[BEGIN]

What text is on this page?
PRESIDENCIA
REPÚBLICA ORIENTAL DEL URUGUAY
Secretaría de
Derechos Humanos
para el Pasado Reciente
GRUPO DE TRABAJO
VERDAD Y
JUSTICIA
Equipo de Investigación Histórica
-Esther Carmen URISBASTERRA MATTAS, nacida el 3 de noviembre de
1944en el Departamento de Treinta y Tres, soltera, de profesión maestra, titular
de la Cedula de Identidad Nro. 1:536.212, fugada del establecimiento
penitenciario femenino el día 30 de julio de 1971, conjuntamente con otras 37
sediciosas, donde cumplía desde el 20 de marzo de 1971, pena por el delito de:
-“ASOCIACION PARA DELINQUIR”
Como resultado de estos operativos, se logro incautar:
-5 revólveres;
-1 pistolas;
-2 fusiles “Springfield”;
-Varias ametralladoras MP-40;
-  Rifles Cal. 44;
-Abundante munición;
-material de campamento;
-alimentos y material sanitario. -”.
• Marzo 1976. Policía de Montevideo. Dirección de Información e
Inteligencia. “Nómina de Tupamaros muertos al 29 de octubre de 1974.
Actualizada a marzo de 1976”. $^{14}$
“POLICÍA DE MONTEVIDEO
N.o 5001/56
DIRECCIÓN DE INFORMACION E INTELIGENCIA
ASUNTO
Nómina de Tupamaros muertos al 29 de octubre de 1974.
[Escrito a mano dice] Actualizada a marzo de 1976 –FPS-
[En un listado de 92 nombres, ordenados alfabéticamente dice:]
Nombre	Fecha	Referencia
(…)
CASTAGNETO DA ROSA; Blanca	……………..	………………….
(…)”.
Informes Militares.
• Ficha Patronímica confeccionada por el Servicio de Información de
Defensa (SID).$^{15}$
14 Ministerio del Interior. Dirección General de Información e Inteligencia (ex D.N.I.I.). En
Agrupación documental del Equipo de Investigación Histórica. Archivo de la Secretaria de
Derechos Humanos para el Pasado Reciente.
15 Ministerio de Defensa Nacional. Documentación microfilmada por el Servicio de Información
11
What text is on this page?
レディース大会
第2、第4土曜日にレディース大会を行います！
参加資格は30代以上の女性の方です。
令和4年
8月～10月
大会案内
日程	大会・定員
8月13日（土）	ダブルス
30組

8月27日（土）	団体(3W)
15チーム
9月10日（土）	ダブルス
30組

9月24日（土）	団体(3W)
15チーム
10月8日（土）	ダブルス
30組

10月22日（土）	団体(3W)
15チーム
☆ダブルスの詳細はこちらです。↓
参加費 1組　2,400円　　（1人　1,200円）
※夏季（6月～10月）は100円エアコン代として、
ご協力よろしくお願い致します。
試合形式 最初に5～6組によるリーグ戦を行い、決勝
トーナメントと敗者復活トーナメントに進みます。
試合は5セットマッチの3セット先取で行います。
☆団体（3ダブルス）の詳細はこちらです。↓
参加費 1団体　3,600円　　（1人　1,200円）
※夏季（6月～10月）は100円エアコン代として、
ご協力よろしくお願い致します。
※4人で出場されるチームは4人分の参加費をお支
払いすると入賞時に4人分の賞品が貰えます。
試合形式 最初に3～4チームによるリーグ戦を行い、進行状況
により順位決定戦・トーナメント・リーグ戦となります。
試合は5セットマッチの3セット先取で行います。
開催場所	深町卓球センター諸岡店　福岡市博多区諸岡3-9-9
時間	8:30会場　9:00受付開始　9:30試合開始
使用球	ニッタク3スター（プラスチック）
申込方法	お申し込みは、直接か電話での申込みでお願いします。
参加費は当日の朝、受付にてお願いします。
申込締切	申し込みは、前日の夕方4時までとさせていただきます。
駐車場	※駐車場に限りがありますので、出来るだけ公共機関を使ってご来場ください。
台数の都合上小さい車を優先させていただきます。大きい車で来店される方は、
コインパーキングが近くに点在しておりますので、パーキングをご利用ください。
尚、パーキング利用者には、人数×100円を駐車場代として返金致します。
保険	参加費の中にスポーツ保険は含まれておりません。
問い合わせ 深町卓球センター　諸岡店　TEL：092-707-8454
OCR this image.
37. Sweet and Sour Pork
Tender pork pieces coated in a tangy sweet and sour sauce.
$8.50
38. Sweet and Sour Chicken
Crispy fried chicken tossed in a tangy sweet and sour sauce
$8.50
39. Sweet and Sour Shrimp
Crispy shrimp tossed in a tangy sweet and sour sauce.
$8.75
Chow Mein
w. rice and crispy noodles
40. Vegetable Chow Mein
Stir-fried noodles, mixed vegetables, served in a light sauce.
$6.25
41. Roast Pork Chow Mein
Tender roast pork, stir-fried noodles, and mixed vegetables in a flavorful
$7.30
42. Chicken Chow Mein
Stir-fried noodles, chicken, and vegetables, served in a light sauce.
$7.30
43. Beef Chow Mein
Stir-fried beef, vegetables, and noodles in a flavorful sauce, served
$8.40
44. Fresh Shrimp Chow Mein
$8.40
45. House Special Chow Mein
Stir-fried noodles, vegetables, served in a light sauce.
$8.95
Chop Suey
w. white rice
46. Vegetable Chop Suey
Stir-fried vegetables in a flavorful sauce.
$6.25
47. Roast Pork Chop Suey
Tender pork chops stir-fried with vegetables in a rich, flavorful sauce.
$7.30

[END]

* [Objective] Which lines of the data include "Reciente"? Copy each of them.

* [The output]
para el Pasado Reciente
Derechos Humanos para el Pasado Reciente.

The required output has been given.